Wherever the word "قطعات" shows up in a line, please copy that line.
┌─ DATA SUPPLIED
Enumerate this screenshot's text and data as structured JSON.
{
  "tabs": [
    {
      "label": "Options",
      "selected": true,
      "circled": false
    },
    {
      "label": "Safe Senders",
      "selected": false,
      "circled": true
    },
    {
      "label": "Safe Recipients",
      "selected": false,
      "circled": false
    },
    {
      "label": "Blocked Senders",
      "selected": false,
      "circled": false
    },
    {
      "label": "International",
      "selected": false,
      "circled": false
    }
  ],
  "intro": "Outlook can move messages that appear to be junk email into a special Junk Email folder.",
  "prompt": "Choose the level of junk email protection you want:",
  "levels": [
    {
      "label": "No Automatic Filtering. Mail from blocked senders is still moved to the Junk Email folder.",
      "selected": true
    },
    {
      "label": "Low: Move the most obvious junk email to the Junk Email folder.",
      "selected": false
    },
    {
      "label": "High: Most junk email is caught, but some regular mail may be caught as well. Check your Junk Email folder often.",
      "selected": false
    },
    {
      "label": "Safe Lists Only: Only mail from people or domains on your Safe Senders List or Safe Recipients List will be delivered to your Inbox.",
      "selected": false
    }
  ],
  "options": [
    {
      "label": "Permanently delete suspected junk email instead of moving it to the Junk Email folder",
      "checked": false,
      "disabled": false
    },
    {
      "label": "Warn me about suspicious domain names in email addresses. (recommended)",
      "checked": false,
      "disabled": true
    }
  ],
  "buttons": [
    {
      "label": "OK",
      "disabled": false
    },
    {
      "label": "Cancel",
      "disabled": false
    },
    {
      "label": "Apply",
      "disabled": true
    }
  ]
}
└─
┌─ DATA SUPPLIED
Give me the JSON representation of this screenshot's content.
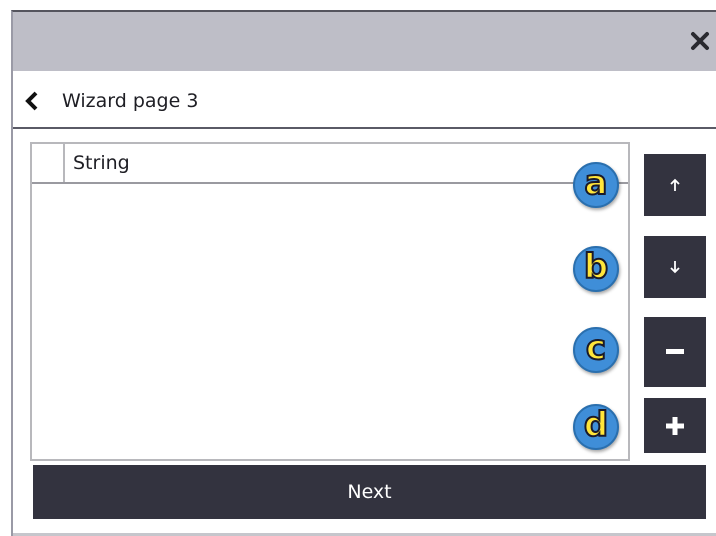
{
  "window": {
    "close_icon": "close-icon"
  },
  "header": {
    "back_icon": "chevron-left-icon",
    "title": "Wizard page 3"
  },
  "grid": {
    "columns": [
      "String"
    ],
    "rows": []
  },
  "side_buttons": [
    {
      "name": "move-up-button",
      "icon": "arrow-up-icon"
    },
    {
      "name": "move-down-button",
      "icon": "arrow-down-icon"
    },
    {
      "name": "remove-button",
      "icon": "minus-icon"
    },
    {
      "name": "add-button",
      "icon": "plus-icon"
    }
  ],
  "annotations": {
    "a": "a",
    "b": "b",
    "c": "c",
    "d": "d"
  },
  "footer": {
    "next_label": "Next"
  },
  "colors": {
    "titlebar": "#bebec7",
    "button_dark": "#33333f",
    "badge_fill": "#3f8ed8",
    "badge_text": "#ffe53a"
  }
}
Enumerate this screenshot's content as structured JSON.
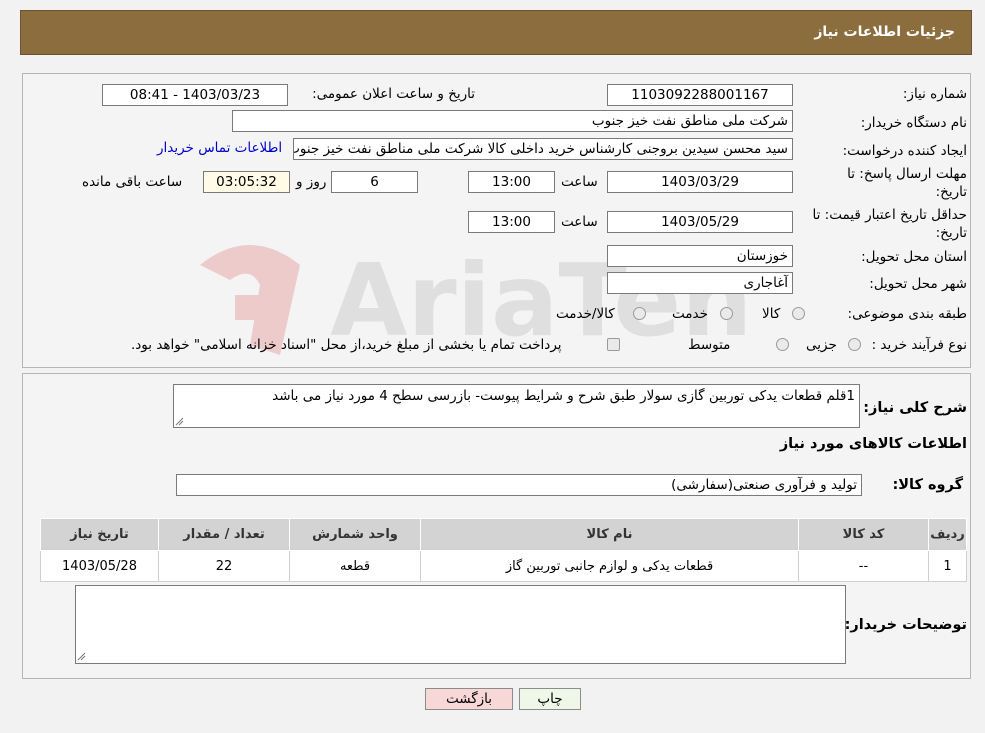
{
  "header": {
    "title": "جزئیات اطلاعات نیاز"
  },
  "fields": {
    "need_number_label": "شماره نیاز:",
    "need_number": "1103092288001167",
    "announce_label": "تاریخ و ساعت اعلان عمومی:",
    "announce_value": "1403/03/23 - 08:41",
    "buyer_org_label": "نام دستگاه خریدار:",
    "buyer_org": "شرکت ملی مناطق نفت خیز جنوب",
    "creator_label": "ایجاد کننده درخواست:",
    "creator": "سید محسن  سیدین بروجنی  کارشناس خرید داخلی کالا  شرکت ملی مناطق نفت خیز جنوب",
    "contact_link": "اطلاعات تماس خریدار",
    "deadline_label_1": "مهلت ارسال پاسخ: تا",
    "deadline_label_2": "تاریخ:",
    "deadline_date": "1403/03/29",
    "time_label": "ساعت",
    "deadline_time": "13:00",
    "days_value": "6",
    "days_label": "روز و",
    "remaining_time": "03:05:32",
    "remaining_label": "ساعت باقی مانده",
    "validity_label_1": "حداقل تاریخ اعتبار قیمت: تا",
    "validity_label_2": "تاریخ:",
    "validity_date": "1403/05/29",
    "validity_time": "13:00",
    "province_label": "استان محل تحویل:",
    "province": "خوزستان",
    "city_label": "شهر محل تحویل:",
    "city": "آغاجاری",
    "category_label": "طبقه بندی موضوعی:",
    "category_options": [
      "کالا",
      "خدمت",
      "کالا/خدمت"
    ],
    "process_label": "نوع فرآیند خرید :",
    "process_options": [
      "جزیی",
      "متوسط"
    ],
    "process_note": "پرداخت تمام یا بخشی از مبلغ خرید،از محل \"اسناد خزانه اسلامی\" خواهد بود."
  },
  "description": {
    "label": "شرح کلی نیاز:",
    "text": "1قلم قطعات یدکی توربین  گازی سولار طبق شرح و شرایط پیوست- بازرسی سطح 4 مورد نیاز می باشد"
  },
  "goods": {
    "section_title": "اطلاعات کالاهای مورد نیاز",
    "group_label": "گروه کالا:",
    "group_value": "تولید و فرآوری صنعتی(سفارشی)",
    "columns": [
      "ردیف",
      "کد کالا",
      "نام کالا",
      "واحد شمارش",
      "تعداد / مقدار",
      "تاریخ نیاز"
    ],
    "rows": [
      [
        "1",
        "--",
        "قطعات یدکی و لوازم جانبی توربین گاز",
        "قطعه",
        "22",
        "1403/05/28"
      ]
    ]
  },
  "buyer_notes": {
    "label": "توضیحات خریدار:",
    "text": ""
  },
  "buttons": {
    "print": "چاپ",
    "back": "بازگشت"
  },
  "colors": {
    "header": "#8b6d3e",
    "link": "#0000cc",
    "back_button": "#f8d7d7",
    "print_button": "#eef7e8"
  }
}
└─
┌─ DATA SUPPLIED
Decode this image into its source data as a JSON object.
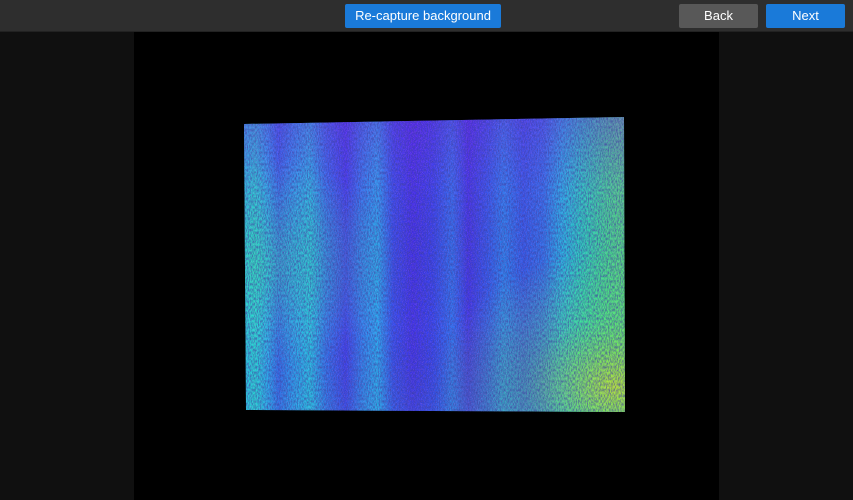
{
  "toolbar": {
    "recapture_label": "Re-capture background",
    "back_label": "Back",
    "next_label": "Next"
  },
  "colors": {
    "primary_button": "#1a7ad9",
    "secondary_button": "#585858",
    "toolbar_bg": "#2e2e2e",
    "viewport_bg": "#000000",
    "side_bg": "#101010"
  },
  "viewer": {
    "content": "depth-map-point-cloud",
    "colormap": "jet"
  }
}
└─
FULL OUTPUT:
    "text": "1قلم قطعات یدکی توربین  گازی سولار طبق شرح و شرایط پیوست- بازرسی سطح 4 مورد نیاز می باشد"
        "قطعات یدکی و لوازم جانبی توربین گاز",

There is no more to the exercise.